# What you have to do
Wherever the word "werden" appears in the entries, copy the whole line.

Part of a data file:

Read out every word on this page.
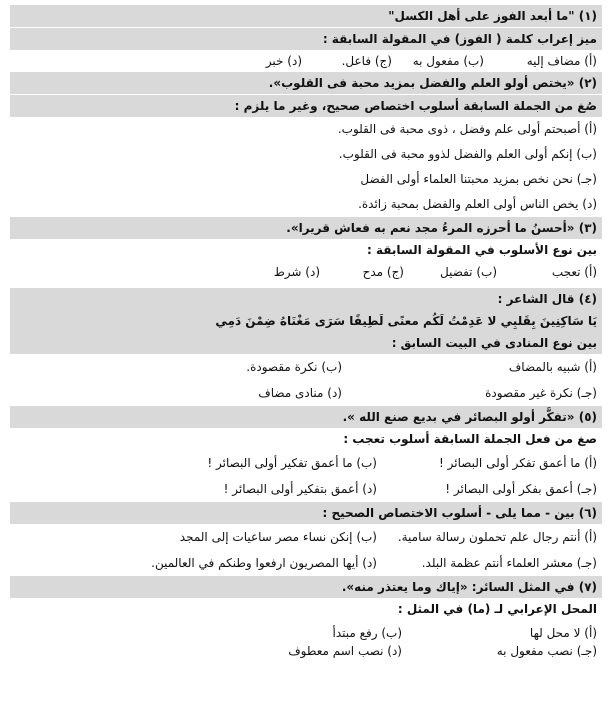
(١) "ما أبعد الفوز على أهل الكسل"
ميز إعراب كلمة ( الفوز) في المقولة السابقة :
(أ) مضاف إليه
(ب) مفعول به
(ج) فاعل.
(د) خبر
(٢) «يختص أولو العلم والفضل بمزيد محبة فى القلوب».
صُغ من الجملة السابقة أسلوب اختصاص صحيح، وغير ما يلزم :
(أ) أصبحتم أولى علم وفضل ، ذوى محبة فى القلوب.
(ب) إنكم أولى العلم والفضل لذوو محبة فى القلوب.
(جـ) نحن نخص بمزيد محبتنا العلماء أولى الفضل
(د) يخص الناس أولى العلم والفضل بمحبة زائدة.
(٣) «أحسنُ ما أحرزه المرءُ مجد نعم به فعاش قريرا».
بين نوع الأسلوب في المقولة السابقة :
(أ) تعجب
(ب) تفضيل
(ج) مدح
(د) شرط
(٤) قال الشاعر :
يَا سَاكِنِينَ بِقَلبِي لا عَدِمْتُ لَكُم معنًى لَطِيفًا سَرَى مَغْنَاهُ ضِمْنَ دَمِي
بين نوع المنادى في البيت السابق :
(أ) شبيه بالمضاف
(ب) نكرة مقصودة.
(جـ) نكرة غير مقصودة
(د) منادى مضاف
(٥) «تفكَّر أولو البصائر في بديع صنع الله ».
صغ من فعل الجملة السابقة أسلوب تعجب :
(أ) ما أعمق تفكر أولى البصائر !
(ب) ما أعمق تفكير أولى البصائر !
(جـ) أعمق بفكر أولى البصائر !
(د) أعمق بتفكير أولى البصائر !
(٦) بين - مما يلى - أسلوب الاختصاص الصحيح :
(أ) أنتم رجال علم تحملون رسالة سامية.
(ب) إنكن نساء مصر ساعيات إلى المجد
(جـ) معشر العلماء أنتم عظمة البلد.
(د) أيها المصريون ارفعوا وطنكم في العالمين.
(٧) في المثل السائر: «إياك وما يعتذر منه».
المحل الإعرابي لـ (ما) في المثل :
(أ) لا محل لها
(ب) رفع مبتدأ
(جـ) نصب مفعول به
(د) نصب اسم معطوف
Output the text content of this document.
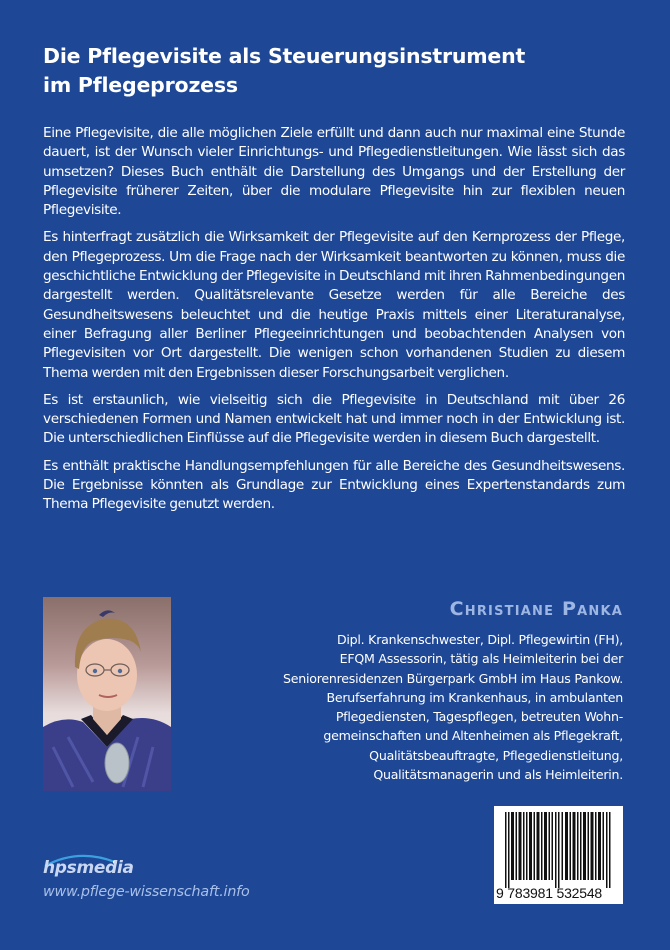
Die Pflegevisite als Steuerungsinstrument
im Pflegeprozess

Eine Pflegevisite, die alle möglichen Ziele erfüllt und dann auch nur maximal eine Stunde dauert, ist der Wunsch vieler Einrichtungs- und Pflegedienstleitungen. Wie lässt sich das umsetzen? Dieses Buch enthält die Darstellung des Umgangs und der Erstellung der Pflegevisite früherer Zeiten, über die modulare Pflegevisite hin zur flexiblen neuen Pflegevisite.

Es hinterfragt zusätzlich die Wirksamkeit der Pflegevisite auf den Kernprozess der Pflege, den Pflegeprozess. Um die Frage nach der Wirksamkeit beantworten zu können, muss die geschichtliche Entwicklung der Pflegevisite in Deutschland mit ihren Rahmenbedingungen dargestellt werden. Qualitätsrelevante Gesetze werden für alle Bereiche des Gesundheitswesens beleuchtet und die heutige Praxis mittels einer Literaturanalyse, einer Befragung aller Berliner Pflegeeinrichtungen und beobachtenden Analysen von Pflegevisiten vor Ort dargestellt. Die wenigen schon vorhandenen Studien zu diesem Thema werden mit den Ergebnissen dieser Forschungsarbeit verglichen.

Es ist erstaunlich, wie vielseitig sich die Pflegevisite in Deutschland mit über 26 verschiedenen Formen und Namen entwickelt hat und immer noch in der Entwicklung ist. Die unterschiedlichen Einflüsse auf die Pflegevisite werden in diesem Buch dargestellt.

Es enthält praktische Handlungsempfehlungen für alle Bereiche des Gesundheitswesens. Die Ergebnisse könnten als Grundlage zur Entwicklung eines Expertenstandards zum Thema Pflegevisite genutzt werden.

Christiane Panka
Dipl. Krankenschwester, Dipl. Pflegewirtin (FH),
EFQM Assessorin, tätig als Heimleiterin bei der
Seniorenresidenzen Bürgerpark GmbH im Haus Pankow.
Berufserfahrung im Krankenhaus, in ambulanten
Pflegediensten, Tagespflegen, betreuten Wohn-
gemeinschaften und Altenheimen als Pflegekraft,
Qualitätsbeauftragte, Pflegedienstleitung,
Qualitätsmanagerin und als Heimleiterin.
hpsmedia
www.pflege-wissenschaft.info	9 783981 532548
---
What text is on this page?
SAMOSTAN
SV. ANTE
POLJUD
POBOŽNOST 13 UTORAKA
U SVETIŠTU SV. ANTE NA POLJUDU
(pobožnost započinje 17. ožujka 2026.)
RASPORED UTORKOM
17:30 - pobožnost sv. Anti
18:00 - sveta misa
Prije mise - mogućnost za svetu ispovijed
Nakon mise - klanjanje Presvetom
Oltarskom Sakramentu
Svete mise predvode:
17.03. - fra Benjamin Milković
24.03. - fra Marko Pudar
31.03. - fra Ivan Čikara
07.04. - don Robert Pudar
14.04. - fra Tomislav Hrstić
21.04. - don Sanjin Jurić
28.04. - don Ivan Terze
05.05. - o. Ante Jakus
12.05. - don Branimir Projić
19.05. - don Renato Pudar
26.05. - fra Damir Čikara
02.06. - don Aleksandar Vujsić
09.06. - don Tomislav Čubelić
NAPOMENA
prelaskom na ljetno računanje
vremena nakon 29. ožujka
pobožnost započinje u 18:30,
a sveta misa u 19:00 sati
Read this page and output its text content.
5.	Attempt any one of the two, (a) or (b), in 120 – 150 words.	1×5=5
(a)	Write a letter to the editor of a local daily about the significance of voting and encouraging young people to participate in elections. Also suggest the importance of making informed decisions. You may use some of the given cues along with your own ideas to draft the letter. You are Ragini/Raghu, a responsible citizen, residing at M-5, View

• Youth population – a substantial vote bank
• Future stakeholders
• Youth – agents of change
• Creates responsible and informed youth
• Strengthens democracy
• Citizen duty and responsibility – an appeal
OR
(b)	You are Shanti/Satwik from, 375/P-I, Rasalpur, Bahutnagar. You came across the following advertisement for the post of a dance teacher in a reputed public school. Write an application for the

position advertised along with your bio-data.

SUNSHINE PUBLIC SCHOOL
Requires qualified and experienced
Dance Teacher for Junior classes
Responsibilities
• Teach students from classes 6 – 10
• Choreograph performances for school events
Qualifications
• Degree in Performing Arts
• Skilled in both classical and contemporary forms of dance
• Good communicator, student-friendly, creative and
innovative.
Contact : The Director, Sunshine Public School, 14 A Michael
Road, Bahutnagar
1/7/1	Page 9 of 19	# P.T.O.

# The completed task
Es hinterfragt zusätzlich die Wirksamkeit der Pflegevisite auf den Kernprozess der Pflege, den Pflegeprozess. Um die Frage nach der Wirksamkeit beantworten zu können, muss die geschichtliche Entwicklung der Pflegevisite in Deutschland mit ihren Rahmenbedingungen dargestellt werden. Qualitätsrelevante Gesetze werden für alle Bereiche des Gesundheitswesens beleuchtet und die heutige Praxis mittels einer Literaturanalyse, einer Befragung aller Berliner Pflegeeinrichtungen und beobachtenden Analysen von Pflegevisiten vor Ort dargestellt. Die wenigen schon vorhandenen Studien zu diesem Thema werden mit den Ergebnissen dieser Forschungsarbeit verglichen.
Es ist erstaunlich, wie vielseitig sich die Pflegevisite in Deutschland mit über 26 verschiedenen Formen und Namen entwickelt hat und immer noch in der Entwicklung ist. Die unterschiedlichen Einflüsse auf die Pflegevisite werden in diesem Buch dargestellt.
Es enthält praktische Handlungsempfehlungen für alle Bereiche des Gesundheitswesens. Die Ergebnisse könnten als Grundlage zur Entwicklung eines Expertenstandards zum Thema Pflegevisite genutzt werden.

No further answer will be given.